Quien quiera conocer la historia de la Roma antigua habrá de acudir a otros manuales (el mencionado Gibbon, Mommsen, Kovaliov, Grimal... Y así hasta llegar, por ejemplo, a la divertida Historia de Roma de Montanelli), cuya vocación es precisamente ésa: la de ordenar el conocimiento de un vastísimo periodo. En El fatal destino de Roma nos encontramos ante una empresa de distinto orden, cual es la documentación del influjo climático y el concurso de las enfermedades en el mundo de la Antigüedad romana.

Esto supone una doble novedad. Una novedad no tan nueva, como es el uso intensivo de datos arqueológicos que tanto admiró a Momigliano el siglo pasado, y una novedad temática, al incluir el clima como un factor esencial en el devenir de la aventura humana. Probablemente, fue La pequeña Edad de Hielo de Fagan (2000) el libro que inició este modo de abordar la Historia que ponderaba, de modo expreso, la meteorología cambiante del planeta, así como sus consecuencias inmediatas: hambrunas, epidemias, sequías, etcétera.

Pero es El siglo maldito de Parker el que, acaso, haya llegado más lejos en la utilidad histórica de tales estudios, mostrando la estrecha relación del clima -del mal clima, cabría decir- con las turbulencias políticas y sociales del siglo XVII. Esto mismo es lo que hace Harper, aplicado a la Historia antigua, con la dificultad documental añadida que ello supone. No obstante, en todas estas obras se expresa con claridad una cuestión que quizá pudiera llevar a equívocos: las fuertes variaciones climáticas que ha sufrido el planeta durante miles y miles de años dependen de factores externos a la voluntad humana. Y sólo una pequeña fracción, en absoluto irrelevante, es la que el hombre puede modular en su lucha contra el cambio climático que hoy, juiciosamente, hemos emprendido.

→ **EXTRACTOS DE DATOS**
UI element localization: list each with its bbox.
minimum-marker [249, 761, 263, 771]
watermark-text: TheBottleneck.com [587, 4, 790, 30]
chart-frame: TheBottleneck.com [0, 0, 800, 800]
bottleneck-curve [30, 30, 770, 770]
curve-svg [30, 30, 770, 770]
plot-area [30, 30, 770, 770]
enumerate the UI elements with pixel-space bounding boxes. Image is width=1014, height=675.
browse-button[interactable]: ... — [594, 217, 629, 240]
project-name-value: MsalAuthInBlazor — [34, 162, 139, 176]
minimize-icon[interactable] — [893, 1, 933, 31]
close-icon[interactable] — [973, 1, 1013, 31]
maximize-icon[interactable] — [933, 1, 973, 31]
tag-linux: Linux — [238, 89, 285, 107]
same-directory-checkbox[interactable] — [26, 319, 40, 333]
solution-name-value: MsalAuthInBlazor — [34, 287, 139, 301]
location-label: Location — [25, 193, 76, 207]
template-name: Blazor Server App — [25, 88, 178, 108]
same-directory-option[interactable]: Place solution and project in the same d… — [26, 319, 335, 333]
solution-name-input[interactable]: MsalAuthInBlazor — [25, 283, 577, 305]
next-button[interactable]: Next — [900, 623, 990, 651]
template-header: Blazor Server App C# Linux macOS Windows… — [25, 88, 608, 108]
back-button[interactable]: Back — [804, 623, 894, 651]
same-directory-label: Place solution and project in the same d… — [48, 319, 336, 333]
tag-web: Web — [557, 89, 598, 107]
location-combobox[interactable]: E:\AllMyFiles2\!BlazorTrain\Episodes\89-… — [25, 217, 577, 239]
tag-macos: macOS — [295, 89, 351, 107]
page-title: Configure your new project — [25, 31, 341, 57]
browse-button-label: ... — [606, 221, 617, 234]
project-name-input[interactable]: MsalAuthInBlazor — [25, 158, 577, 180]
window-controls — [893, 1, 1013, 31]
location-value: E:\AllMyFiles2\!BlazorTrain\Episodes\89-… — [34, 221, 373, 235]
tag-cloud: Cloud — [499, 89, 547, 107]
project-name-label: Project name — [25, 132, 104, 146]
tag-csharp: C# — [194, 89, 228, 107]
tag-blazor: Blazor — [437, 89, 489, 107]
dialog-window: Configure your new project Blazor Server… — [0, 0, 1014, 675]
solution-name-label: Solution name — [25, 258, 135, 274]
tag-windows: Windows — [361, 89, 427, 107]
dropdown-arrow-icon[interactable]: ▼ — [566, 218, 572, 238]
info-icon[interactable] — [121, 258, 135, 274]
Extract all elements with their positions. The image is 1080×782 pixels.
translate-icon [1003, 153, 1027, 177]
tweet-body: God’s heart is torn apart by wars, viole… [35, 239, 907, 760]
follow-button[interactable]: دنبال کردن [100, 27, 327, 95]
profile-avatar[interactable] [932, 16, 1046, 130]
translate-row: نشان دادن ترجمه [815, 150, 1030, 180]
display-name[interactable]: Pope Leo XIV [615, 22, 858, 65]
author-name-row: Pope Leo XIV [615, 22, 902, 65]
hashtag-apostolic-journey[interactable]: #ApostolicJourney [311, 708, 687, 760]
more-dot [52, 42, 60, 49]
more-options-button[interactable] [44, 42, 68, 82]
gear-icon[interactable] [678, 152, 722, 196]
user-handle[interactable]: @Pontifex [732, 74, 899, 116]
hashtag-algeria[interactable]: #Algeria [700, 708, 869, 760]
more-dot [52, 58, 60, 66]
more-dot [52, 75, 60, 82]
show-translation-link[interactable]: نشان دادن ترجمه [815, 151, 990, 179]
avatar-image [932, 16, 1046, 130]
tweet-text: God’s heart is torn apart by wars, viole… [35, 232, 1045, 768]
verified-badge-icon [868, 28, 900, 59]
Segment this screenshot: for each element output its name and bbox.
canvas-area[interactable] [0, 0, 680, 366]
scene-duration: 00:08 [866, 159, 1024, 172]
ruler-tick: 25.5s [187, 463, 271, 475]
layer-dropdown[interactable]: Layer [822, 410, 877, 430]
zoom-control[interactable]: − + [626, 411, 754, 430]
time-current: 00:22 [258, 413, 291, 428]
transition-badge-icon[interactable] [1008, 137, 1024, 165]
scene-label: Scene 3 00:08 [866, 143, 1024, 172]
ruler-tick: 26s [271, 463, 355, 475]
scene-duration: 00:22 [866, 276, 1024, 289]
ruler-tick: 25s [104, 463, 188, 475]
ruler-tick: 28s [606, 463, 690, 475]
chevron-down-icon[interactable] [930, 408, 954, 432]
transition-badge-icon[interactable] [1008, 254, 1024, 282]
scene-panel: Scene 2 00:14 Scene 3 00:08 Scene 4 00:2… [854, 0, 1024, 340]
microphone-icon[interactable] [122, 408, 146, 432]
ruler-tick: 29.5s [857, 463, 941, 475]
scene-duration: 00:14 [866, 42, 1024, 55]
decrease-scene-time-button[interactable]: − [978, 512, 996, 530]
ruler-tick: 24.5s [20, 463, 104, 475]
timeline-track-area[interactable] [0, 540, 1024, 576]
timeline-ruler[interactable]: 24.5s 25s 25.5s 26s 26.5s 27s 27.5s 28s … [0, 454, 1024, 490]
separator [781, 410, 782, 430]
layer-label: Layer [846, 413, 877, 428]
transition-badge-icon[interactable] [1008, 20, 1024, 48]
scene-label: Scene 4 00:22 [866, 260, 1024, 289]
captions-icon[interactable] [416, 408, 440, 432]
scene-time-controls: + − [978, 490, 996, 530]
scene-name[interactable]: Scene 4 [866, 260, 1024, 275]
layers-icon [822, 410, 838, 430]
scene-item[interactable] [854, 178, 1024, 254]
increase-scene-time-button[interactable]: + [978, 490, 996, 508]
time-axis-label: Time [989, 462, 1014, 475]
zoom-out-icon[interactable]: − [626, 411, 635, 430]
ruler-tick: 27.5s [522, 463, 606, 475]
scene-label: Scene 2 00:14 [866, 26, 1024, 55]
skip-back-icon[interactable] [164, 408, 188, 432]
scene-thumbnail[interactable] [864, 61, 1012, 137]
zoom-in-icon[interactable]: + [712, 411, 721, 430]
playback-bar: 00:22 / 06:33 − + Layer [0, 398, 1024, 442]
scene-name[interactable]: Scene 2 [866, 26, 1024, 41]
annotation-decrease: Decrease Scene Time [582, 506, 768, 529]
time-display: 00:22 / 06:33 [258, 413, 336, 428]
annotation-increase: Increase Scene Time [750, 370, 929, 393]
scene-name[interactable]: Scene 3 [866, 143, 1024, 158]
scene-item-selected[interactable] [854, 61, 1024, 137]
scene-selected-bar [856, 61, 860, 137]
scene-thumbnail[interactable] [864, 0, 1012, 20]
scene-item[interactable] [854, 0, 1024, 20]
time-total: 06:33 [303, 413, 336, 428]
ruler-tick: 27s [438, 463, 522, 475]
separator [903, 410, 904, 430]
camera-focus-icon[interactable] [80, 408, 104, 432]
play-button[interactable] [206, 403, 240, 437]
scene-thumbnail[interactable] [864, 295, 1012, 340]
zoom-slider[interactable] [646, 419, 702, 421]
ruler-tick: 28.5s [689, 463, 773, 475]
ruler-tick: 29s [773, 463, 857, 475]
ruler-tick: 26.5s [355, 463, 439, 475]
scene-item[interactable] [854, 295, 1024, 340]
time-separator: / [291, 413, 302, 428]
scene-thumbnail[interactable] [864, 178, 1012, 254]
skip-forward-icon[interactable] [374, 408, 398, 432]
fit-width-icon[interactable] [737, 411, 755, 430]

→ **CONSIGNA A**
Responde a estas preguntas sobre la reseña:
(i) ¿Qué libro de Fagan, y de qué año, inició probablemente este modo de abordar la Historia?
(ii) ¿Con las turbulencias de qué siglo relaciona el mal clima El siglo maldito de Parker?
(iii) ¿Qué fue lo que tanto admiró a Momigliano el siglo pasado?
→ **CONSIGNA B**
Repite el fragmento de la reseña comprendido entre "Esto supone una" y "epidemias, sequías, etcétera.", ambos incluidos.
→ **CONSIGNA C**
Resume la reseña en dos oraciones.

→ **SOLUCIÓN A**
(i) La pequeña Edad de Hielo, de 2000.
(ii) Con las del siglo XVII.
(iii) El uso intensivo de datos arqueológicos.

→ **SOLUCIÓN B**
Esto supone una doble novedad. Una novedad no tan nueva, como es el uso intensivo de datos arqueológicos que tanto admiró a Momigliano el siglo pasado, y una novedad temática, al incluir el clima como un factor esencial en el devenir de la aventura humana. Probablemente, fue La pequeña Edad de Hielo de Fagan (2000) el libro que inició este modo de abordar la Historia que ponderaba, de modo expreso, la meteorología cambiante del planeta, así como sus consecuencias inmediatas: hambrunas, epidemias, sequías, etcétera.

→ **SOLUCIÓN C**
La reseña presenta El fatal destino de Roma no como un manual de historia de la Roma antigua, sino como una documentación del influjo del clima y de las enfermedades en ese mundo, con uso intensivo de datos arqueológicos. Vincula a Harper con las obras de Fagan y de Parker y destaca que las fuertes variaciones climáticas dependen de factores externos a la voluntad humana, aunque el hombre puede modular una pequeña fracción.